> [ABOUT THIS EXERCISE]: Pictures aside, return every line below exactly as written.

> [DATA LISTING]:

>>>

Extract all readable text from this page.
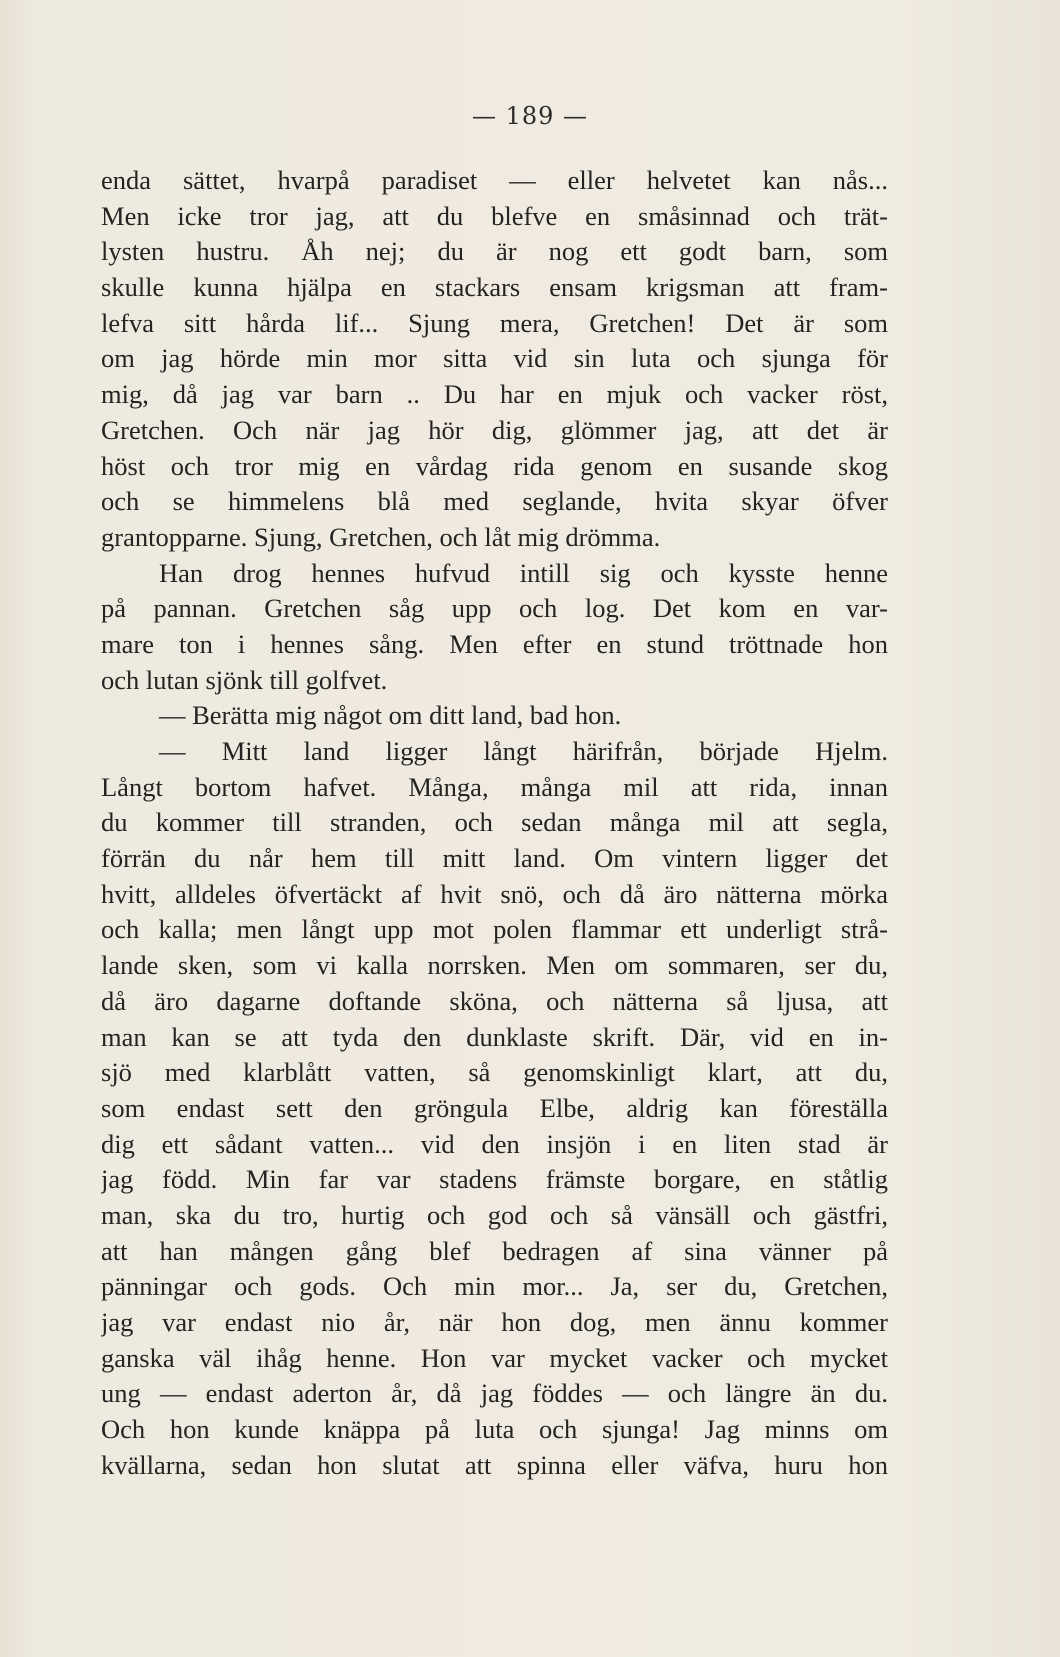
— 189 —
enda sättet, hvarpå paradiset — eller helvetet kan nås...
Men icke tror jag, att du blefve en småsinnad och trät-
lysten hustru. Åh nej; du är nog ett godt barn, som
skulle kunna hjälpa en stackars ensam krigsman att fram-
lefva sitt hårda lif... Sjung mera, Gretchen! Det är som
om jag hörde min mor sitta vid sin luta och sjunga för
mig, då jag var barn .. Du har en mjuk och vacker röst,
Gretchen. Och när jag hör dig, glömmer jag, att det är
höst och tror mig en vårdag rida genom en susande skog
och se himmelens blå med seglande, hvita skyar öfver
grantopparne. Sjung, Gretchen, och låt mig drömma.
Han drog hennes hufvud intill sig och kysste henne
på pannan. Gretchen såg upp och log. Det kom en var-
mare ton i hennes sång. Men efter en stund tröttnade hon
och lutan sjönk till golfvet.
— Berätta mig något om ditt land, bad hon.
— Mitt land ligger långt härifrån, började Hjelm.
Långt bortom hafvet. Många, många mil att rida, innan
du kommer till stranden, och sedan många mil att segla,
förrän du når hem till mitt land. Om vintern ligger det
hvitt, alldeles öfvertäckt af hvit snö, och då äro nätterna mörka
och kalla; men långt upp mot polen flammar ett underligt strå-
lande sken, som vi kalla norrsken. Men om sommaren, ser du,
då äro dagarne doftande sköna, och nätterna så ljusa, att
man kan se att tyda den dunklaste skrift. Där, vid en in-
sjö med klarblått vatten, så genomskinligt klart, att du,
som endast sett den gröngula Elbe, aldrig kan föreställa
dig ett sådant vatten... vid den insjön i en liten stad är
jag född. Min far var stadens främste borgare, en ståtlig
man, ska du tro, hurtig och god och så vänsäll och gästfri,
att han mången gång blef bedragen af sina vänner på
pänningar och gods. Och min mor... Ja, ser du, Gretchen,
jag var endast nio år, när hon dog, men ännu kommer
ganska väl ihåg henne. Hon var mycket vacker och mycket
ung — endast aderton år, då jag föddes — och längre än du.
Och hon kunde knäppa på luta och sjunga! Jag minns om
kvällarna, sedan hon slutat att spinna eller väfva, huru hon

<<<

> [SOLUTION TO THIS PROBLEM]:
Extract all readable text from this page.
— 189 —
enda sättet, hvarpå paradiset — eller helvetet kan nås...
Men icke tror jag, att du blefve en småsinnad och trät-
lysten hustru. Åh nej; du är nog ett godt barn, som
skulle kunna hjälpa en stackars ensam krigsman att fram-
lefva sitt hårda lif... Sjung mera, Gretchen! Det är som
om jag hörde min mor sitta vid sin luta och sjunga för
mig, då jag var barn .. Du har en mjuk och vacker röst,
Gretchen. Och när jag hör dig, glömmer jag, att det är
höst och tror mig en vårdag rida genom en susande skog
och se himmelens blå med seglande, hvita skyar öfver
grantopparne. Sjung, Gretchen, och låt mig drömma.
Han drog hennes hufvud intill sig och kysste henne
på pannan. Gretchen såg upp och log. Det kom en var-
mare ton i hennes sång. Men efter en stund tröttnade hon
och lutan sjönk till golfvet.
— Berätta mig något om ditt land, bad hon.
— Mitt land ligger långt härifrån, började Hjelm.
Långt bortom hafvet. Många, många mil att rida, innan
du kommer till stranden, och sedan många mil att segla,
förrän du når hem till mitt land. Om vintern ligger det
hvitt, alldeles öfvertäckt af hvit snö, och då äro nätterna mörka
och kalla; men långt upp mot polen flammar ett underligt strå-
lande sken, som vi kalla norrsken. Men om sommaren, ser du,
då äro dagarne doftande sköna, och nätterna så ljusa, att
man kan se att tyda den dunklaste skrift. Där, vid en in-
sjö med klarblått vatten, så genomskinligt klart, att du,
som endast sett den gröngula Elbe, aldrig kan föreställa
dig ett sådant vatten... vid den insjön i en liten stad är
jag född. Min far var stadens främste borgare, en ståtlig
man, ska du tro, hurtig och god och så vänsäll och gästfri,
att han mången gång blef bedragen af sina vänner på
pänningar och gods. Och min mor... Ja, ser du, Gretchen,
jag var endast nio år, när hon dog, men ännu kommer
ganska väl ihåg henne. Hon var mycket vacker och mycket
ung — endast aderton år, då jag föddes — och längre än du.
Och hon kunde knäppa på luta och sjunga! Jag minns om
kvällarna, sedan hon slutat att spinna eller väfva, huru hon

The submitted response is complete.